Below are the records; locate each line with the word "toluene" and copy it.

- **Entries provided**

· · ·

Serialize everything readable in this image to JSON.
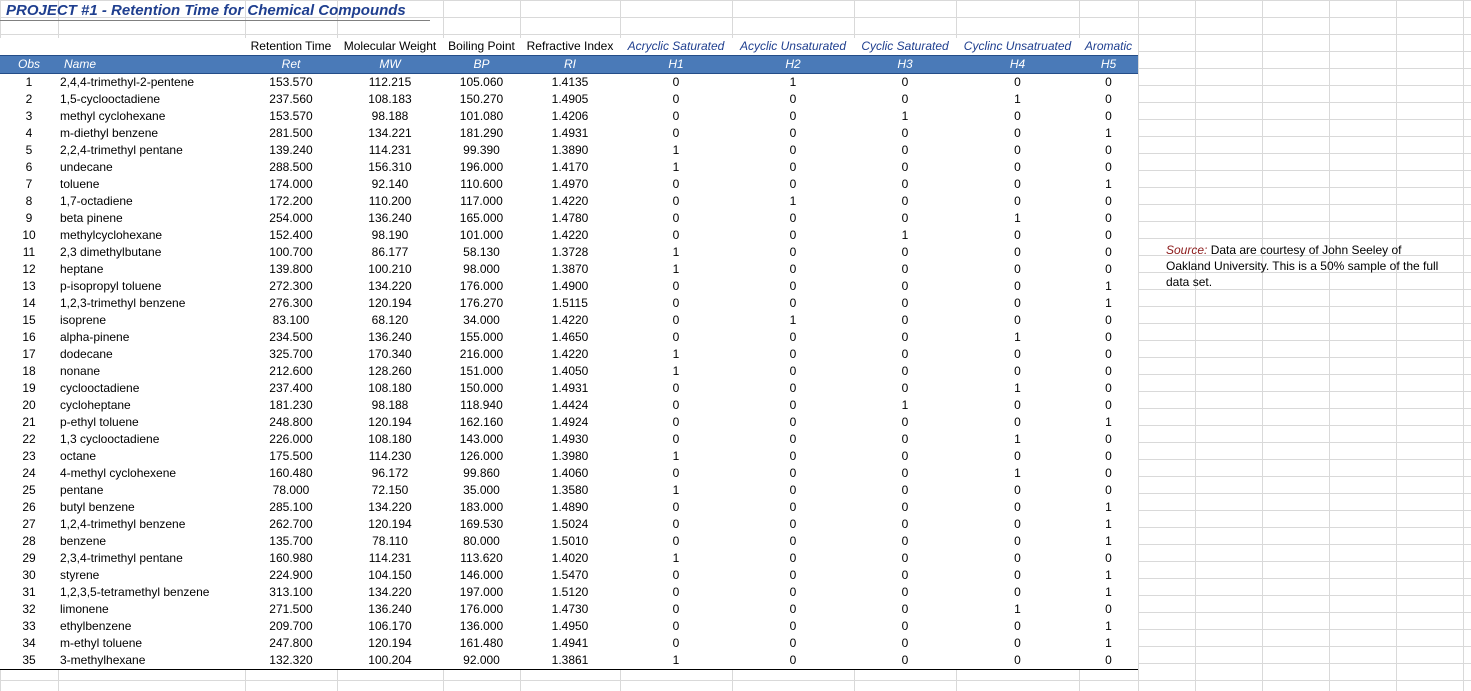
{
  "title": "PROJECT #1 - Retention Time for Chemical Compounds",
  "header_top": [
    "",
    "",
    "Retention Time",
    "Molecular Weight",
    "Boiling Point",
    "Refractive Index",
    "Acryclic Saturated",
    "Acyclic Unsaturated",
    "Cyclic Saturated",
    "Cyclinc Unsatruated",
    "Aromatic"
  ],
  "header_cols": [
    "Obs",
    "Name",
    "Ret",
    "MW",
    "BP",
    "RI",
    "H1",
    "H2",
    "H3",
    "H4",
    "H5"
  ],
  "rows": [
    [
      "1",
      "2,4,4-trimethyl-2-pentene",
      "153.570",
      "112.215",
      "105.060",
      "1.4135",
      "0",
      "1",
      "0",
      "0",
      "0"
    ],
    [
      "2",
      "1,5-cyclooctadiene",
      "237.560",
      "108.183",
      "150.270",
      "1.4905",
      "0",
      "0",
      "0",
      "1",
      "0"
    ],
    [
      "3",
      "methyl cyclohexane",
      "153.570",
      "98.188",
      "101.080",
      "1.4206",
      "0",
      "0",
      "1",
      "0",
      "0"
    ],
    [
      "4",
      "m-diethyl benzene",
      "281.500",
      "134.221",
      "181.290",
      "1.4931",
      "0",
      "0",
      "0",
      "0",
      "1"
    ],
    [
      "5",
      "2,2,4-trimethyl pentane",
      "139.240",
      "114.231",
      "99.390",
      "1.3890",
      "1",
      "0",
      "0",
      "0",
      "0"
    ],
    [
      "6",
      "undecane",
      "288.500",
      "156.310",
      "196.000",
      "1.4170",
      "1",
      "0",
      "0",
      "0",
      "0"
    ],
    [
      "7",
      "toluene",
      "174.000",
      "92.140",
      "110.600",
      "1.4970",
      "0",
      "0",
      "0",
      "0",
      "1"
    ],
    [
      "8",
      "1,7-octadiene",
      "172.200",
      "110.200",
      "117.000",
      "1.4220",
      "0",
      "1",
      "0",
      "0",
      "0"
    ],
    [
      "9",
      "beta pinene",
      "254.000",
      "136.240",
      "165.000",
      "1.4780",
      "0",
      "0",
      "0",
      "1",
      "0"
    ],
    [
      "10",
      "methylcyclohexane",
      "152.400",
      "98.190",
      "101.000",
      "1.4220",
      "0",
      "0",
      "1",
      "0",
      "0"
    ],
    [
      "11",
      "2,3 dimethylbutane",
      "100.700",
      "86.177",
      "58.130",
      "1.3728",
      "1",
      "0",
      "0",
      "0",
      "0"
    ],
    [
      "12",
      "heptane",
      "139.800",
      "100.210",
      "98.000",
      "1.3870",
      "1",
      "0",
      "0",
      "0",
      "0"
    ],
    [
      "13",
      "p-isopropyl toluene",
      "272.300",
      "134.220",
      "176.000",
      "1.4900",
      "0",
      "0",
      "0",
      "0",
      "1"
    ],
    [
      "14",
      "1,2,3-trimethyl benzene",
      "276.300",
      "120.194",
      "176.270",
      "1.5115",
      "0",
      "0",
      "0",
      "0",
      "1"
    ],
    [
      "15",
      "isoprene",
      "83.100",
      "68.120",
      "34.000",
      "1.4220",
      "0",
      "1",
      "0",
      "0",
      "0"
    ],
    [
      "16",
      "alpha-pinene",
      "234.500",
      "136.240",
      "155.000",
      "1.4650",
      "0",
      "0",
      "0",
      "1",
      "0"
    ],
    [
      "17",
      "dodecane",
      "325.700",
      "170.340",
      "216.000",
      "1.4220",
      "1",
      "0",
      "0",
      "0",
      "0"
    ],
    [
      "18",
      "nonane",
      "212.600",
      "128.260",
      "151.000",
      "1.4050",
      "1",
      "0",
      "0",
      "0",
      "0"
    ],
    [
      "19",
      "cyclooctadiene",
      "237.400",
      "108.180",
      "150.000",
      "1.4931",
      "0",
      "0",
      "0",
      "1",
      "0"
    ],
    [
      "20",
      "cycloheptane",
      "181.230",
      "98.188",
      "118.940",
      "1.4424",
      "0",
      "0",
      "1",
      "0",
      "0"
    ],
    [
      "21",
      "p-ethyl toluene",
      "248.800",
      "120.194",
      "162.160",
      "1.4924",
      "0",
      "0",
      "0",
      "0",
      "1"
    ],
    [
      "22",
      "1,3 cyclooctadiene",
      "226.000",
      "108.180",
      "143.000",
      "1.4930",
      "0",
      "0",
      "0",
      "1",
      "0"
    ],
    [
      "23",
      "octane",
      "175.500",
      "114.230",
      "126.000",
      "1.3980",
      "1",
      "0",
      "0",
      "0",
      "0"
    ],
    [
      "24",
      "4-methyl cyclohexene",
      "160.480",
      "96.172",
      "99.860",
      "1.4060",
      "0",
      "0",
      "0",
      "1",
      "0"
    ],
    [
      "25",
      "pentane",
      "78.000",
      "72.150",
      "35.000",
      "1.3580",
      "1",
      "0",
      "0",
      "0",
      "0"
    ],
    [
      "26",
      "butyl benzene",
      "285.100",
      "134.220",
      "183.000",
      "1.4890",
      "0",
      "0",
      "0",
      "0",
      "1"
    ],
    [
      "27",
      "1,2,4-trimethyl benzene",
      "262.700",
      "120.194",
      "169.530",
      "1.5024",
      "0",
      "0",
      "0",
      "0",
      "1"
    ],
    [
      "28",
      "benzene",
      "135.700",
      "78.110",
      "80.000",
      "1.5010",
      "0",
      "0",
      "0",
      "0",
      "1"
    ],
    [
      "29",
      "2,3,4-trimethyl pentane",
      "160.980",
      "114.231",
      "113.620",
      "1.4020",
      "1",
      "0",
      "0",
      "0",
      "0"
    ],
    [
      "30",
      "styrene",
      "224.900",
      "104.150",
      "146.000",
      "1.5470",
      "0",
      "0",
      "0",
      "0",
      "1"
    ],
    [
      "31",
      "1,2,3,5-tetramethyl benzene",
      "313.100",
      "134.220",
      "197.000",
      "1.5120",
      "0",
      "0",
      "0",
      "0",
      "1"
    ],
    [
      "32",
      "limonene",
      "271.500",
      "136.240",
      "176.000",
      "1.4730",
      "0",
      "0",
      "0",
      "1",
      "0"
    ],
    [
      "33",
      "ethylbenzene",
      "209.700",
      "106.170",
      "136.000",
      "1.4950",
      "0",
      "0",
      "0",
      "0",
      "1"
    ],
    [
      "34",
      "m-ethyl toluene",
      "247.800",
      "120.194",
      "161.480",
      "1.4941",
      "0",
      "0",
      "0",
      "0",
      "1"
    ],
    [
      "35",
      "3-methylhexane",
      "132.320",
      "100.204",
      "92.000",
      "1.3861",
      "1",
      "0",
      "0",
      "0",
      "0"
    ]
  ],
  "source": {
    "label": "Source:",
    "text": "Data are courtesy of John Seeley of Oakland University.  This is a 50% sample of the full data set."
  },
  "colors": {
    "header_fill": "#4a7ab8",
    "title_text": "#1f3f8f",
    "source_label": "#8b1a1a",
    "gridline": "#d9d9d9"
  }
}
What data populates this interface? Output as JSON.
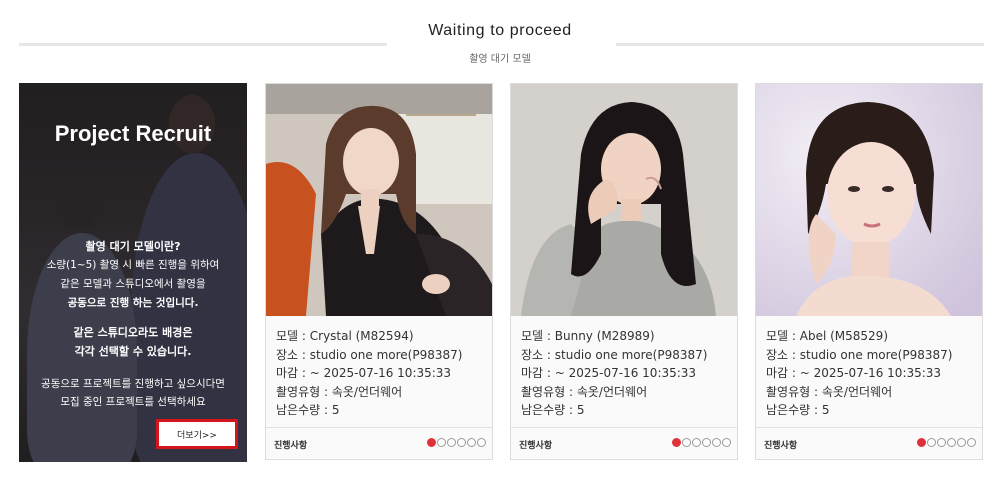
{
  "header": {
    "title": "Waiting to proceed",
    "subtitle": "촬영 대기 모델"
  },
  "recruit": {
    "title": "Project Recruit",
    "question": "촬영 대기 모델이란?",
    "line1": "소량(1~5) 촬영 시 빠른 진행을 위하여",
    "line2": "같은 모델과 스튜디오에서 촬영을",
    "line3": "공동으로 진행 하는 것입니다.",
    "bold1": "같은 스튜디오라도 배경은",
    "bold2": "각각 선택할 수 있습니다.",
    "cta1": "공동으로 프로젝트를 진행하고 싶으시다면",
    "cta2": "모집 중인 프로젝트를 선택하세요",
    "more_button": "더보기>>"
  },
  "cards": [
    {
      "model": "모델 : Crystal (M82594)",
      "place": "장소 : studio one more(P98387)",
      "deadline": "마감 : ~ 2025-07-16 10:35:33",
      "type": "촬영유형 : 속옷/언더웨어",
      "remaining": "남은수량 : 5",
      "status": "진행사항",
      "progress_dots": 6,
      "progress_filled": 1
    },
    {
      "model": "모델 : Bunny (M28989)",
      "place": "장소 : studio one more(P98387)",
      "deadline": "마감 : ~ 2025-07-16 10:35:33",
      "type": "촬영유형 : 속옷/언더웨어",
      "remaining": "남은수량 : 5",
      "status": "진행사항",
      "progress_dots": 6,
      "progress_filled": 1
    },
    {
      "model": "모델 : Abel (M58529)",
      "place": "장소 : studio one more(P98387)",
      "deadline": "마감 : ~ 2025-07-16 10:35:33",
      "type": "촬영유형 : 속옷/언더웨어",
      "remaining": "남은수량 : 5",
      "status": "진행사항",
      "progress_dots": 6,
      "progress_filled": 1
    }
  ],
  "colors": {
    "accent": "#e0313a",
    "button_border": "#d6141c"
  }
}
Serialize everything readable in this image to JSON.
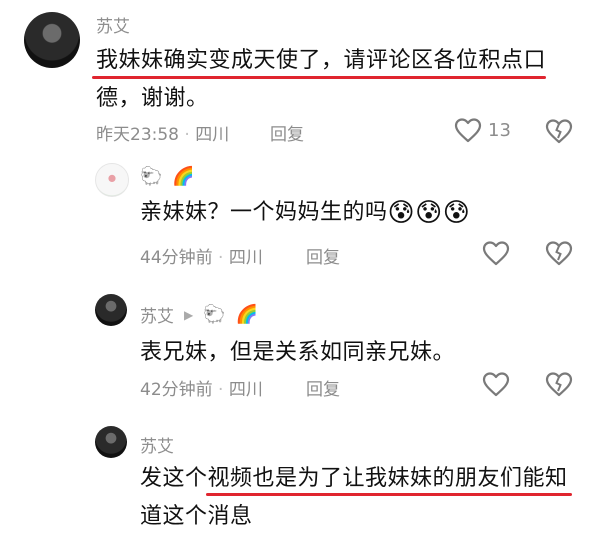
{
  "comments": [
    {
      "username": "苏艾",
      "text_line1": "我妹妹确实变成天使了，请评论区各位积点口",
      "text_line2": "德，谢谢。",
      "time": "昨天23:58",
      "location": "四川",
      "reply_label": "回复",
      "like_count": "13"
    },
    {
      "username": "",
      "badges": [
        "🐑",
        "🌈"
      ],
      "text": "亲妹妹？一个妈妈生的吗",
      "emojis": [
        "😰",
        "😰",
        "😰"
      ],
      "time": "44分钟前",
      "location": "四川",
      "reply_label": "回复"
    },
    {
      "username": "苏艾",
      "reply_arrow": "▶",
      "badges": [
        "🐑",
        "🌈"
      ],
      "text": "表兄妹，但是关系如同亲兄妹。",
      "time": "42分钟前",
      "location": "四川",
      "reply_label": "回复"
    },
    {
      "username": "苏艾",
      "text_line1": "发这个视频也是为了让我妹妹的朋友们能知",
      "text_line2": "道这个消息"
    }
  ],
  "separator": "·",
  "colors": {
    "underline": "#e0252f",
    "meta": "#8c8c8c"
  },
  "icons": [
    "heart-icon",
    "broken-heart-icon"
  ]
}
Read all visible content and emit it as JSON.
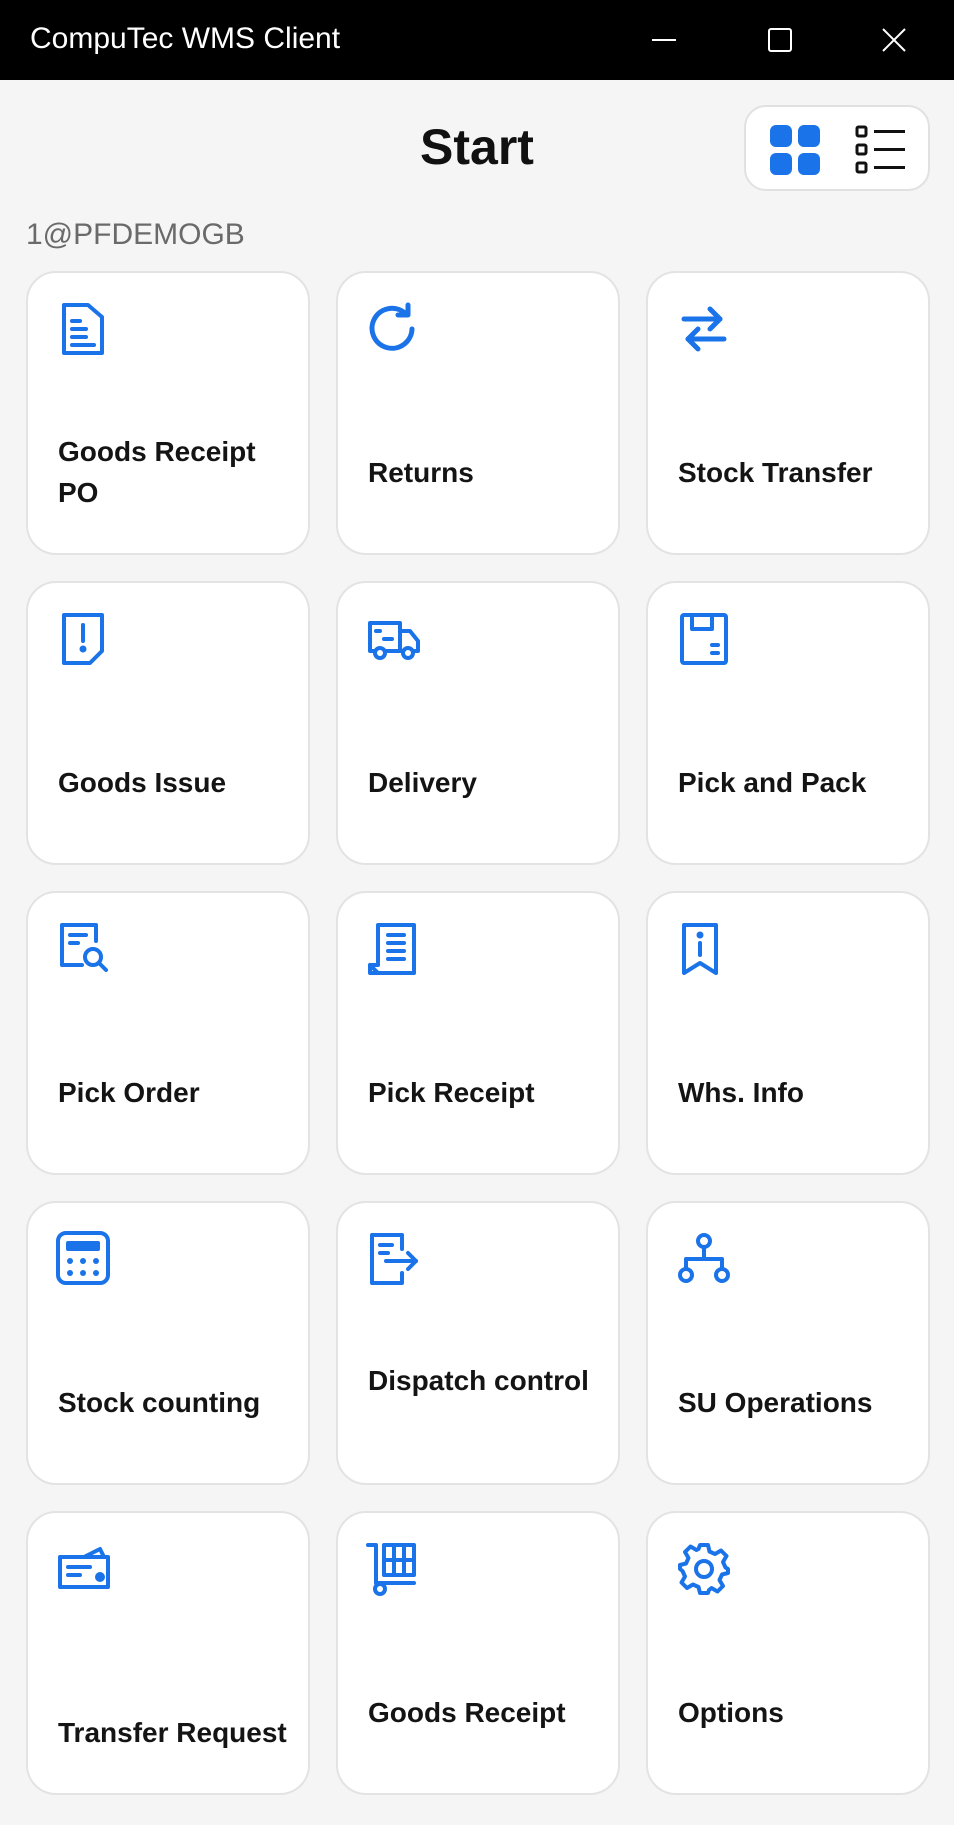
{
  "window": {
    "title": "CompuTec WMS Client",
    "controls": [
      "minimize",
      "maximize",
      "close"
    ]
  },
  "page": {
    "title": "Start"
  },
  "view_toggle": {
    "options": [
      {
        "name": "grid-view",
        "icon": "grid-icon",
        "active": true
      },
      {
        "name": "list-view",
        "icon": "list-icon",
        "active": false
      }
    ]
  },
  "user": {
    "label": "1@PFDEMOGB"
  },
  "accent_color": "#1a73e8",
  "tiles": [
    {
      "label": "Goods Receipt PO",
      "icon": "document-list-icon"
    },
    {
      "label": "Returns",
      "icon": "refresh-icon"
    },
    {
      "label": "Stock Transfer",
      "icon": "transfer-arrows-icon"
    },
    {
      "label": "Goods Issue",
      "icon": "document-alert-icon"
    },
    {
      "label": "Delivery",
      "icon": "delivery-truck-icon"
    },
    {
      "label": "Pick and Pack",
      "icon": "floppy-disk-icon"
    },
    {
      "label": "Pick Order",
      "icon": "document-search-icon"
    },
    {
      "label": "Pick Receipt",
      "icon": "receipt-icon"
    },
    {
      "label": "Whs. Info",
      "icon": "info-bookmark-icon"
    },
    {
      "label": "Stock counting",
      "icon": "calculator-icon"
    },
    {
      "label": "Dispatch control",
      "icon": "document-export-icon"
    },
    {
      "label": "SU Operations",
      "icon": "hierarchy-icon"
    },
    {
      "label": "Transfer Request",
      "icon": "ticket-card-icon"
    },
    {
      "label": "Goods Receipt",
      "icon": "pallet-cart-icon"
    },
    {
      "label": "Options",
      "icon": "gear-icon"
    }
  ]
}
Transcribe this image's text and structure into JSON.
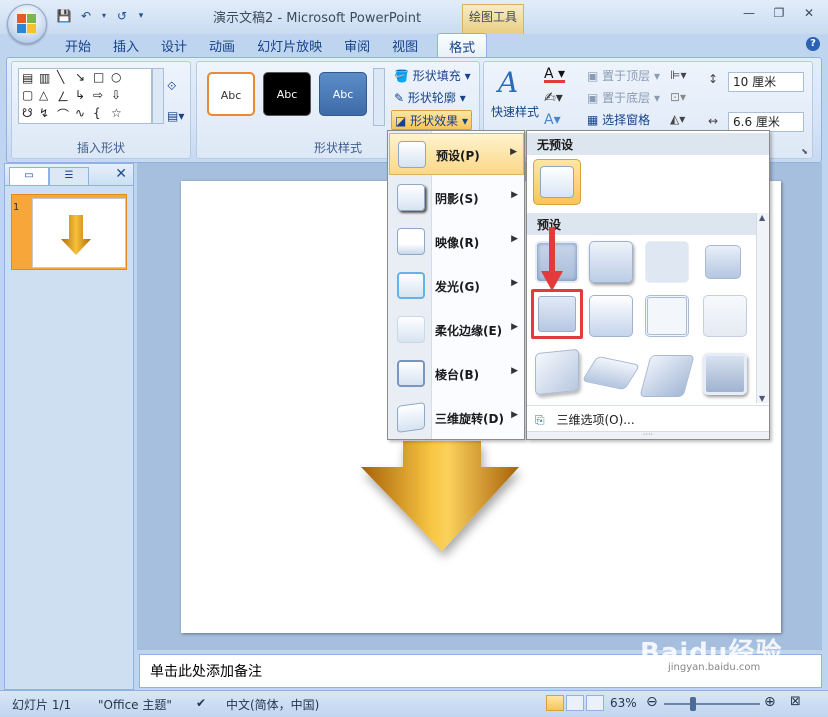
{
  "window": {
    "title": "演示文稿2 - Microsoft PowerPoint",
    "context_tool": "绘图工具"
  },
  "tabs": [
    "开始",
    "插入",
    "设计",
    "动画",
    "幻灯片放映",
    "审阅",
    "视图",
    "格式"
  ],
  "active_tab": "格式",
  "ribbon": {
    "insert_shapes_label": "插入形状",
    "shape_styles_label": "形状样式",
    "style_sample": "Abc",
    "fill": "形状填充",
    "outline": "形状轮廓",
    "effects": "形状效果",
    "quick_styles": "快速样式",
    "bring_front": "置于顶层",
    "send_back": "置于底层",
    "selection_pane": "选择窗格",
    "height": "10 厘米",
    "width": "6.6 厘米"
  },
  "effects_menu": {
    "items": [
      {
        "label": "预设(P)"
      },
      {
        "label": "阴影(S)"
      },
      {
        "label": "映像(R)"
      },
      {
        "label": "发光(G)"
      },
      {
        "label": "柔化边缘(E)"
      },
      {
        "label": "棱台(B)"
      },
      {
        "label": "三维旋转(D)"
      }
    ],
    "no_preset": "无预设",
    "preset": "预设",
    "options_3d": "三维选项(O)..."
  },
  "thumbnail_number": "1",
  "notes_placeholder": "单击此处添加备注",
  "status": {
    "slide": "幻灯片 1/1",
    "theme": "\"Office 主题\"",
    "language": "中文(简体，中国)",
    "zoom": "63%"
  },
  "watermark": "Baidu经验",
  "watermark_url": "jingyan.baidu.com",
  "colors": {
    "accent_orange": "#f7a63a",
    "arrow_gold": "#e8a10e",
    "highlight": "#e33b3b"
  }
}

· · ·

- **Exercise result**
      "toluene",
      "p-isopropyl toluene",
      "p-ethyl toluene",
      "m-ethyl toluene",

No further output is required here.